To do -
Reproduce all lines of the listing below in which the word "JSON" occurs.

┏━━

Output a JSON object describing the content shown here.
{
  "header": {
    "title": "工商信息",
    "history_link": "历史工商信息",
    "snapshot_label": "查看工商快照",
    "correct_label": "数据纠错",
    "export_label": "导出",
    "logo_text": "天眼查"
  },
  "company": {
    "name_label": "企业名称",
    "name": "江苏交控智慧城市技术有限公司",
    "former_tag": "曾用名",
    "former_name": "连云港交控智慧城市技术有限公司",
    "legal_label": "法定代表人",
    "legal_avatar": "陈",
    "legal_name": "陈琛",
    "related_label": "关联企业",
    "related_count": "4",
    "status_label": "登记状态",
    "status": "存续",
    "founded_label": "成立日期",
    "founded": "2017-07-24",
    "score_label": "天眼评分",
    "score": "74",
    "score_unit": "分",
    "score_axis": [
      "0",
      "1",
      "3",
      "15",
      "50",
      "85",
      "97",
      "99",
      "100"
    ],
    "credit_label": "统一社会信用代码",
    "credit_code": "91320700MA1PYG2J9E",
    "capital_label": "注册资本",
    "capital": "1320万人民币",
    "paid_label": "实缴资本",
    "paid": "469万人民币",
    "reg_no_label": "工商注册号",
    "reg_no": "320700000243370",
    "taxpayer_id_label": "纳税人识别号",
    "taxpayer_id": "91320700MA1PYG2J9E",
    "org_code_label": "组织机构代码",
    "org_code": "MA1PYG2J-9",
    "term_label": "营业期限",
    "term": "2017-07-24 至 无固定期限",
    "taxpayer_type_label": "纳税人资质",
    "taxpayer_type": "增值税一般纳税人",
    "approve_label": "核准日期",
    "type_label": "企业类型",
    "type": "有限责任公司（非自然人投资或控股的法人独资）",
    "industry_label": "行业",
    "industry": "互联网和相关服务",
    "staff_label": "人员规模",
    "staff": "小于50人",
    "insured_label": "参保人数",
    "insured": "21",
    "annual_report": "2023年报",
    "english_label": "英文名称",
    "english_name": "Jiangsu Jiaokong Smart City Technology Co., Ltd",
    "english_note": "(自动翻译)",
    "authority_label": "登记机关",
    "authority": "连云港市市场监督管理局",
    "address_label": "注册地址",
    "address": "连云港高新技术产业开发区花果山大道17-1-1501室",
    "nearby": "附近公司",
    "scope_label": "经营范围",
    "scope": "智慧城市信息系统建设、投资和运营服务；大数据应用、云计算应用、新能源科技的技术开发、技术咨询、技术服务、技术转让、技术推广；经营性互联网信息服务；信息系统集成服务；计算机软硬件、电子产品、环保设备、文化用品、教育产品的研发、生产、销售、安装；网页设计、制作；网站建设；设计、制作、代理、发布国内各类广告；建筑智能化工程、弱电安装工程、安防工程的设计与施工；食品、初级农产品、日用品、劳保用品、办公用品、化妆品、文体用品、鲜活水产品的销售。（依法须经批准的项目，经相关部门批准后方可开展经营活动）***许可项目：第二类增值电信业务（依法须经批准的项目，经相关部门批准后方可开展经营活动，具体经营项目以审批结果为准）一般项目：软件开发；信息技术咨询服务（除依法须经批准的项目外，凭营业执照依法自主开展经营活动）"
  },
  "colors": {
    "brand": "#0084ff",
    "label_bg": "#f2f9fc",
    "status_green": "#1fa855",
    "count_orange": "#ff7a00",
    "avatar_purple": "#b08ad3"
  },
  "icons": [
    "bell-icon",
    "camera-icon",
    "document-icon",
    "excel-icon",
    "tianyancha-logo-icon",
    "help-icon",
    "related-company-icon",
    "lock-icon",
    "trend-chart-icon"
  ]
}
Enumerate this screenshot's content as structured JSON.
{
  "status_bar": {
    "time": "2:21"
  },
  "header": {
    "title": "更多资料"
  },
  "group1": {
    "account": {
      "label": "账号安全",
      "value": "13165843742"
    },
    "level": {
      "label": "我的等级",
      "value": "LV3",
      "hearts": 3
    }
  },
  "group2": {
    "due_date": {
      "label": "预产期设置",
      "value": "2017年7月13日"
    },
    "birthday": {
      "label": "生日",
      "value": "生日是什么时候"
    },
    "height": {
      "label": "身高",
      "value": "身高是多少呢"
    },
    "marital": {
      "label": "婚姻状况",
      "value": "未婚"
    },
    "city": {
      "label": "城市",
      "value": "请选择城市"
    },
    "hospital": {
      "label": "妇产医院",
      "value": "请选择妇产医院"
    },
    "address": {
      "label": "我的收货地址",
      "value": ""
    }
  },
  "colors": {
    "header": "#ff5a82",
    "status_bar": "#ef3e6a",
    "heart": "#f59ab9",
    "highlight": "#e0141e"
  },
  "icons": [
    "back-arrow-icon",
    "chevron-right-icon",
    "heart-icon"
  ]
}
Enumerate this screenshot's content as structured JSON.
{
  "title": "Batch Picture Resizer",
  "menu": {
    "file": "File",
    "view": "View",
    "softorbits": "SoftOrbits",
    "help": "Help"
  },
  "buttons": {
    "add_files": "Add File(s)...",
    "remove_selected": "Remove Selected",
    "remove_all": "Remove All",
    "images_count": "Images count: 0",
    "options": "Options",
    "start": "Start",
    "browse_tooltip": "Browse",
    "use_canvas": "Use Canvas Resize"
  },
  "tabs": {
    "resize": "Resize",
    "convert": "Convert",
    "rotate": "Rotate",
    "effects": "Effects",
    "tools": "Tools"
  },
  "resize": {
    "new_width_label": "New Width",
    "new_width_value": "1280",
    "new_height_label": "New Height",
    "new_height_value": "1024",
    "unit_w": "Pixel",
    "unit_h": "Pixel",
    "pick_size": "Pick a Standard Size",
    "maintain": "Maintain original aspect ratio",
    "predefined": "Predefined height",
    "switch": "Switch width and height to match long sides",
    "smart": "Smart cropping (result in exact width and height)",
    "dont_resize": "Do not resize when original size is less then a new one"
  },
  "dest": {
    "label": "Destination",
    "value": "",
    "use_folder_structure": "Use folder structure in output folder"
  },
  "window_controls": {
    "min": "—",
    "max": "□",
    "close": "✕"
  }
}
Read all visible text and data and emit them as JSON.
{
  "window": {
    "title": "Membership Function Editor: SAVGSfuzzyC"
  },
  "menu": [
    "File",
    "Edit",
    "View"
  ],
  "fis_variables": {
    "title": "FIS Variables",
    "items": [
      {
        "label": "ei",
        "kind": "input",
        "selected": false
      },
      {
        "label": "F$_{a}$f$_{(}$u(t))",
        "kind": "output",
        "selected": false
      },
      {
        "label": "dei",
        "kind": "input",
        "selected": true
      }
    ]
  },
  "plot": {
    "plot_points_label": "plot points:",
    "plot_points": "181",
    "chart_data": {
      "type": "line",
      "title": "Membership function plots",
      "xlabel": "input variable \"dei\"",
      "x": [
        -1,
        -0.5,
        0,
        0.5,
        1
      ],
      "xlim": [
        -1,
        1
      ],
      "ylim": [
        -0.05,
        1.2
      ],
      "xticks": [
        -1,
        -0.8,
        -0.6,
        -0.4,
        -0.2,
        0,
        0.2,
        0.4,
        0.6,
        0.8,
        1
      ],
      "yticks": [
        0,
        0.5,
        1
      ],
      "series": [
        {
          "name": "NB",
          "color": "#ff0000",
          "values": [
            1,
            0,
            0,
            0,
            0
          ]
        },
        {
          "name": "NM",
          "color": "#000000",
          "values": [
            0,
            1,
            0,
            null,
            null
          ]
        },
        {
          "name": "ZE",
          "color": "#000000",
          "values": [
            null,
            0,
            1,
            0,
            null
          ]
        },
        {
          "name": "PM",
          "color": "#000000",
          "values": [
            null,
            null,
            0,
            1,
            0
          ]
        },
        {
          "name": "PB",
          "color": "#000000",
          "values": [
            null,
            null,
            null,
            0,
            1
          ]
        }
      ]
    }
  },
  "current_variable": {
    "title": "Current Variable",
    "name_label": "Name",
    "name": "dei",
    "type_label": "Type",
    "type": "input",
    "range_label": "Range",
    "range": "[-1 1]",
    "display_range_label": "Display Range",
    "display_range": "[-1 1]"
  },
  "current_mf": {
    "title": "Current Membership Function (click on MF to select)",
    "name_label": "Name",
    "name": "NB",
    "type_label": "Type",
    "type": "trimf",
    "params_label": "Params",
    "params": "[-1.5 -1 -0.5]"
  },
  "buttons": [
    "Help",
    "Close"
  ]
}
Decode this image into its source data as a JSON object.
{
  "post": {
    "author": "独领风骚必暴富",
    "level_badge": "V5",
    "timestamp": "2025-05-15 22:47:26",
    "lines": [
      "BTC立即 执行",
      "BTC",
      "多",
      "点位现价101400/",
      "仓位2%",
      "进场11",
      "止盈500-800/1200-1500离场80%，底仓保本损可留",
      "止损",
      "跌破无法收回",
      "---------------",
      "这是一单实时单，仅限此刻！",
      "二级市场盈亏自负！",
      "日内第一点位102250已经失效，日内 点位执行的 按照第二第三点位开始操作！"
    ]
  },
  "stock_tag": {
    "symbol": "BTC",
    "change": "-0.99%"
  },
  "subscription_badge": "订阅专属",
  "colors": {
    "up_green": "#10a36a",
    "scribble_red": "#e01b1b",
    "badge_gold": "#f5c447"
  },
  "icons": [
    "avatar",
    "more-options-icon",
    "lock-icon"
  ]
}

┗━━

Exercise solution -
Output a JSON object describing the content shown here.
Enumerate this screenshot's content as structured JSON.
Enumerate this screenshot's content as structured JSON.
Read all visible text and data and emit them as JSON.
Decode this image into its source data as a JSON object.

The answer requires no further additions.